▶ **Work to complete**
Restate the whole of the material. Keep every word, and drop the pictures.

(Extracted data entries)
===============
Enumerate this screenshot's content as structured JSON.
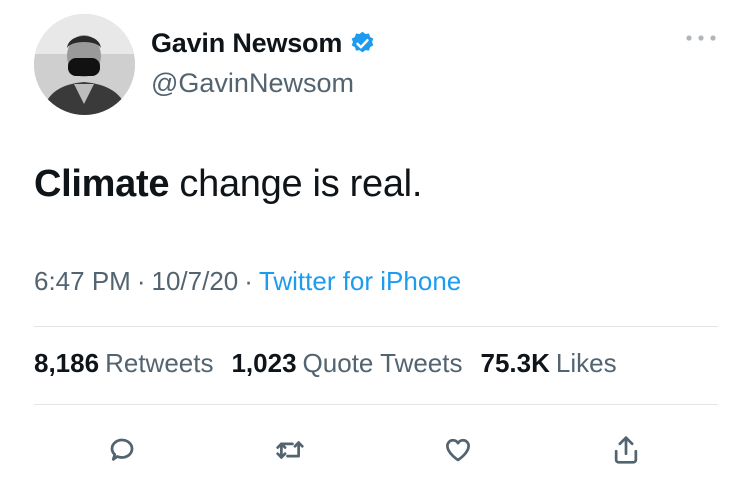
{
  "author": {
    "display_name": "Gavin Newsom",
    "handle": "@GavinNewsom",
    "verified": true,
    "avatar_icon": "profile-photo"
  },
  "tweet": {
    "text_bold": "Climate",
    "text_rest": " change is real."
  },
  "meta": {
    "time": "6:47 PM",
    "date": "10/7/20",
    "source": "Twitter for iPhone",
    "separator": "·"
  },
  "stats": {
    "retweets": {
      "count": "8,186",
      "label": "Retweets"
    },
    "quotes": {
      "count": "1,023",
      "label": "Quote Tweets"
    },
    "likes": {
      "count": "75.3K",
      "label": "Likes"
    }
  },
  "actions": [
    "reply-icon",
    "retweet-icon",
    "like-icon",
    "share-icon"
  ],
  "colors": {
    "text": "#0f1419",
    "secondary": "#536471",
    "link": "#1d9bf0",
    "verified": "#1d9bf0",
    "divider": "#e1e6e9"
  }
}
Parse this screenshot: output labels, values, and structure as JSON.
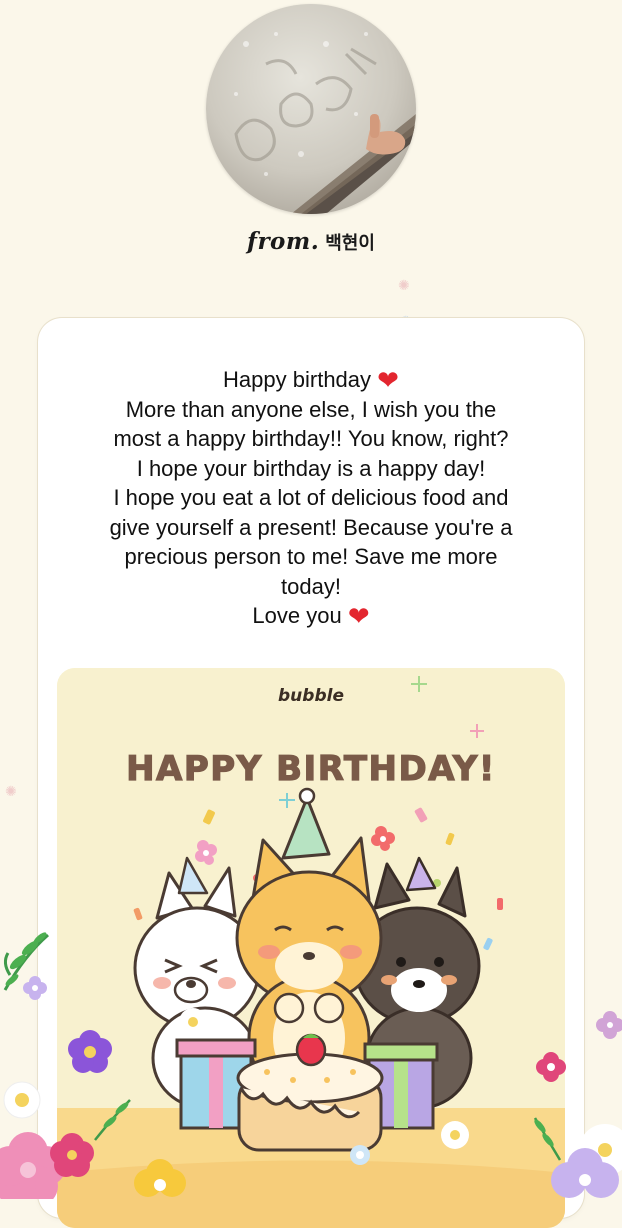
{
  "profile": {
    "from_prefix": "from.",
    "name": "백현이"
  },
  "message": {
    "lines": [
      "Happy birthday",
      "More than anyone else, I wish you the",
      "most a happy birthday!! You know, right?",
      "I hope your birthday is a happy day!",
      "I hope you eat a lot of delicious food and",
      "give yourself a present! Because you're a",
      "precious person to me! Save me more",
      "today!",
      "Love you"
    ],
    "heart": "❤"
  },
  "card": {
    "brand": "bubble",
    "title": "HAPPY BIRTHDAY!"
  },
  "colors": {
    "background": "#fbf7ea",
    "heart": "#e3262f",
    "card_bg": "#f8f1cf",
    "title_brown": "#7a5a48"
  },
  "icons": {
    "avatar": "snow-photo-avatar",
    "heart": "red-heart-icon",
    "flowers": "flower-decoration"
  }
}
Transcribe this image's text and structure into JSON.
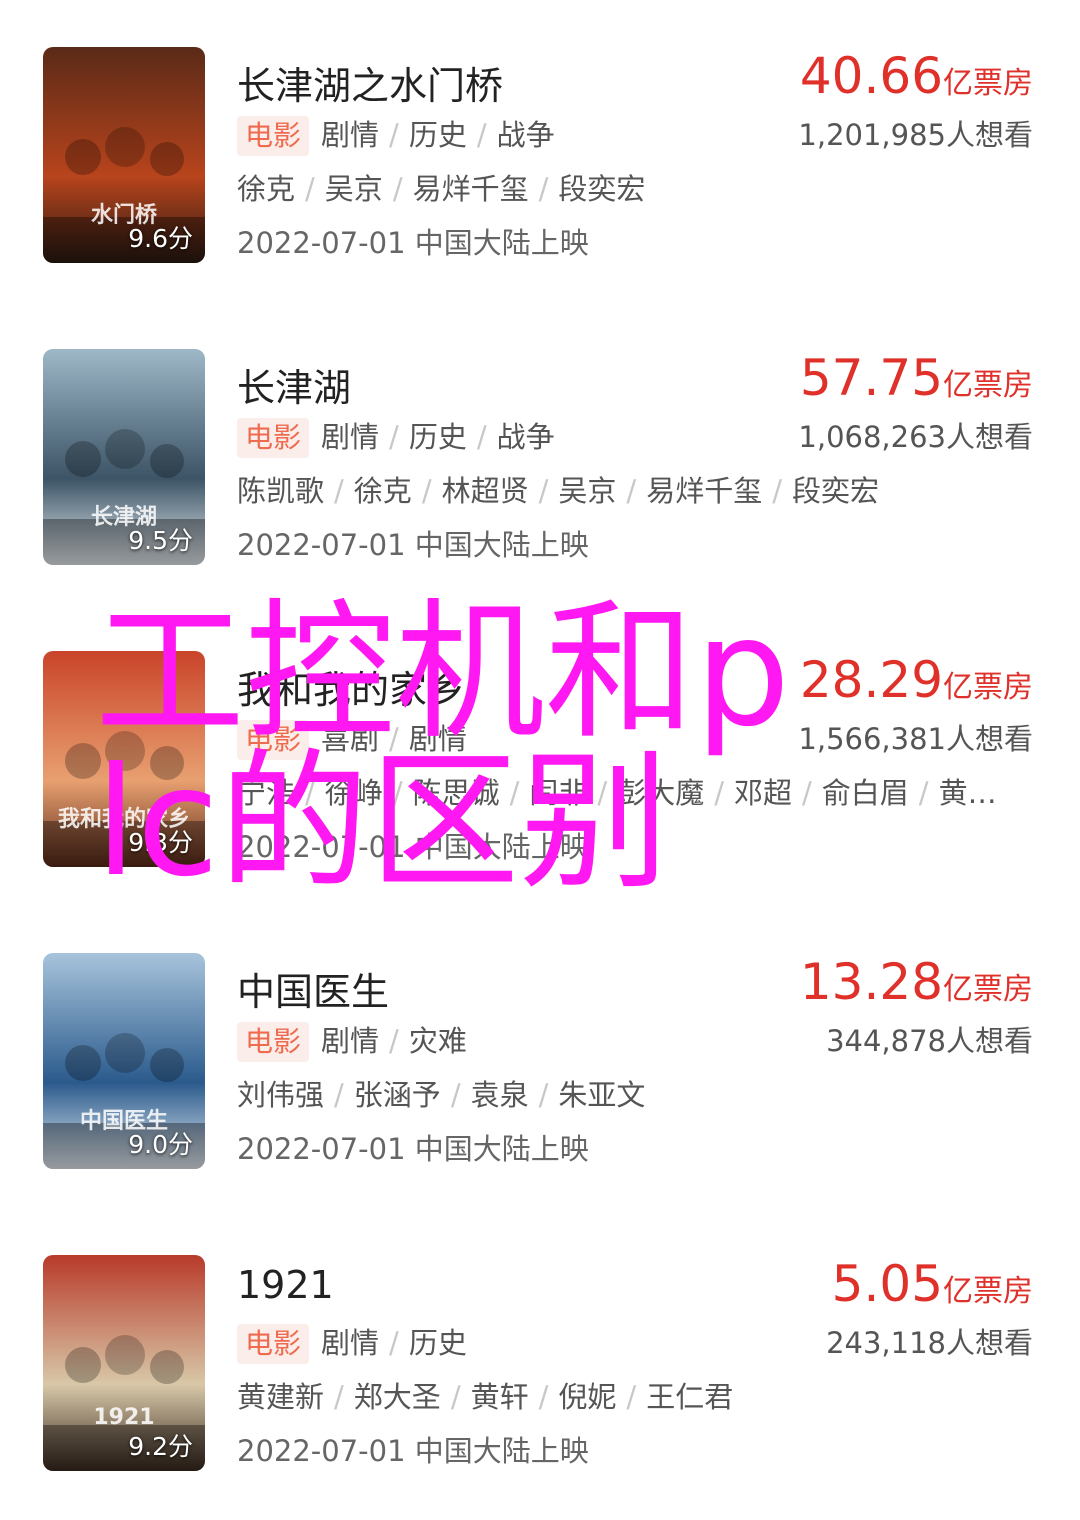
{
  "movies": [
    {
      "title": "长津湖之水门桥",
      "score": "9.6分",
      "category": "电影",
      "genres": [
        "剧情",
        "历史",
        "战争"
      ],
      "cast": [
        "徐克",
        "吴京",
        "易烊千玺",
        "段奕宏"
      ],
      "release": "2022-07-01 中国大陆上映",
      "box_number": "40.66",
      "box_unit": "亿票房",
      "want": "1,201,985人想看",
      "poster_colors": [
        "#5a2a18",
        "#b8441c",
        "#2a1a12"
      ],
      "poster_text": "水门桥"
    },
    {
      "title": "长津湖",
      "score": "9.5分",
      "category": "电影",
      "genres": [
        "剧情",
        "历史",
        "战争"
      ],
      "cast": [
        "陈凯歌",
        "徐克",
        "林超贤",
        "吴京",
        "易烊千玺",
        "段奕宏"
      ],
      "release": "2022-07-01 中国大陆上映",
      "box_number": "57.75",
      "box_unit": "亿票房",
      "want": "1,068,263人想看",
      "poster_colors": [
        "#9eb8c8",
        "#3c5466",
        "#e8eef2"
      ],
      "poster_text": "长津湖"
    },
    {
      "title": "我和我的家乡",
      "score": "9.3分",
      "category": "电影",
      "genres": [
        "喜剧",
        "剧情"
      ],
      "cast": [
        "宁浩",
        "徐峥",
        "陈思诚",
        "闫非",
        "彭大魔",
        "邓超",
        "俞白眉",
        "黄…"
      ],
      "release": "2022-07-01 中国大陆上映",
      "box_number": "28.29",
      "box_unit": "亿票房",
      "want": "1,566,381人想看",
      "poster_colors": [
        "#c9442a",
        "#e8a070",
        "#5a2a1a"
      ],
      "poster_text": "我和我的家乡"
    },
    {
      "title": "中国医生",
      "score": "9.0分",
      "category": "电影",
      "genres": [
        "剧情",
        "灾难"
      ],
      "cast": [
        "刘伟强",
        "张涵予",
        "袁泉",
        "朱亚文"
      ],
      "release": "2022-07-01 中国大陆上映",
      "box_number": "13.28",
      "box_unit": "亿票房",
      "want": "344,878人想看",
      "poster_colors": [
        "#a8c4dc",
        "#2a5a8c",
        "#e8eef4"
      ],
      "poster_text": "中国医生"
    },
    {
      "title": "1921",
      "score": "9.2分",
      "category": "电影",
      "genres": [
        "剧情",
        "历史"
      ],
      "cast": [
        "黄建新",
        "郑大圣",
        "黄轩",
        "倪妮",
        "王仁君"
      ],
      "release": "2022-07-01 中国大陆上映",
      "box_number": "5.05",
      "box_unit": "亿票房",
      "want": "243,118人想看",
      "poster_colors": [
        "#b83a2a",
        "#d8c8a8",
        "#3a2a20"
      ],
      "poster_text": "1921"
    }
  ],
  "watermark": [
    "工控机和p",
    "lc的区别"
  ],
  "colors": {
    "accent_red": "#e0302a",
    "badge_bg": "#fbeeea",
    "badge_text": "#ef6b4f",
    "watermark": "#ff18f2"
  }
}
===============
▶ **In response**
Enumerate this screenshot's content as structured JSON.
{
  "author": {
    "display_name": "Gavin Newsom",
    "handle": "@GavinNewsom",
    "verified": true,
    "avatar_icon": "profile-photo"
  },
  "tweet": {
    "text_bold": "Climate",
    "text_rest": " change is real."
  },
  "meta": {
    "time": "6:47 PM",
    "date": "10/7/20",
    "source": "Twitter for iPhone",
    "separator": "·"
  },
  "stats": {
    "retweets": {
      "count": "8,186",
      "label": "Retweets"
    },
    "quotes": {
      "count": "1,023",
      "label": "Quote Tweets"
    },
    "likes": {
      "count": "75.3K",
      "label": "Likes"
    }
  },
  "actions": [
    "reply-icon",
    "retweet-icon",
    "like-icon",
    "share-icon"
  ],
  "colors": {
    "text": "#0f1419",
    "secondary": "#536471",
    "link": "#1d9bf0",
    "verified": "#1d9bf0",
    "divider": "#e1e6e9"
  }
}
Parse this screenshot: output labels, values, and structure as JSON.
{
  "profile": {
    "from_prefix": "from.",
    "name": "백현이"
  },
  "message": {
    "lines": [
      "Happy birthday",
      "More than anyone else, I wish you the",
      "most a happy birthday!! You know, right?",
      "I hope your birthday is a happy day!",
      "I hope you eat a lot of delicious food and",
      "give yourself a present! Because you're a",
      "precious person to me! Save me more",
      "today!",
      "Love you"
    ],
    "heart": "❤"
  },
  "card": {
    "brand": "bubble",
    "title": "HAPPY BIRTHDAY!"
  },
  "colors": {
    "background": "#fbf7ea",
    "heart": "#e3262f",
    "card_bg": "#f8f1cf",
    "title_brown": "#7a5a48"
  },
  "icons": {
    "avatar": "snow-photo-avatar",
    "heart": "red-heart-icon",
    "flowers": "flower-decoration"
  }
}
Transcribe this image's text and structure into JSON.
{
  "movies": [
    {
      "title": "长津湖之水门桥",
      "score": "9.6分",
      "category": "电影",
      "genres": [
        "剧情",
        "历史",
        "战争"
      ],
      "cast": [
        "徐克",
        "吴京",
        "易烊千玺",
        "段奕宏"
      ],
      "release": "2022-07-01 中国大陆上映",
      "box_number": "40.66",
      "box_unit": "亿票房",
      "want": "1,201,985人想看",
      "poster_colors": [
        "#5a2a18",
        "#b8441c",
        "#2a1a12"
      ],
      "poster_text": "水门桥"
    },
    {
      "title": "长津湖",
      "score": "9.5分",
      "category": "电影",
      "genres": [
        "剧情",
        "历史",
        "战争"
      ],
      "cast": [
        "陈凯歌",
        "徐克",
        "林超贤",
        "吴京",
        "易烊千玺",
        "段奕宏"
      ],
      "release": "2022-07-01 中国大陆上映",
      "box_number": "57.75",
      "box_unit": "亿票房",
      "want": "1,068,263人想看",
      "poster_colors": [
        "#9eb8c8",
        "#3c5466",
        "#e8eef2"
      ],
      "poster_text": "长津湖"
    },
    {
      "title": "我和我的家乡",
      "score": "9.3分",
      "category": "电影",
      "genres": [
        "喜剧",
        "剧情"
      ],
      "cast": [
        "宁浩",
        "徐峥",
        "陈思诚",
        "闫非",
        "彭大魔",
        "邓超",
        "俞白眉",
        "黄…"
      ],
      "release": "2022-07-01 中国大陆上映",
      "box_number": "28.29",
      "box_unit": "亿票房",
      "want": "1,566,381人想看",
      "poster_colors": [
        "#c9442a",
        "#e8a070",
        "#5a2a1a"
      ],
      "poster_text": "我和我的家乡"
    },
    {
      "title": "中国医生",
      "score": "9.0分",
      "category": "电影",
      "genres": [
        "剧情",
        "灾难"
      ],
      "cast": [
        "刘伟强",
        "张涵予",
        "袁泉",
        "朱亚文"
      ],
      "release": "2022-07-01 中国大陆上映",
      "box_number": "13.28",
      "box_unit": "亿票房",
      "want": "344,878人想看",
      "poster_colors": [
        "#a8c4dc",
        "#2a5a8c",
        "#e8eef4"
      ],
      "poster_text": "中国医生"
    },
    {
      "title": "1921",
      "score": "9.2分",
      "category": "电影",
      "genres": [
        "剧情",
        "历史"
      ],
      "cast": [
        "黄建新",
        "郑大圣",
        "黄轩",
        "倪妮",
        "王仁君"
      ],
      "release": "2022-07-01 中国大陆上映",
      "box_number": "5.05",
      "box_unit": "亿票房",
      "want": "243,118人想看",
      "poster_colors": [
        "#b83a2a",
        "#d8c8a8",
        "#3a2a20"
      ],
      "poster_text": "1921"
    }
  ],
  "watermark": [
    "工控机和p",
    "lc的区别"
  ],
  "colors": {
    "accent_red": "#e0302a",
    "badge_bg": "#fbeeea",
    "badge_text": "#ef6b4f",
    "watermark": "#ff18f2"
  }
}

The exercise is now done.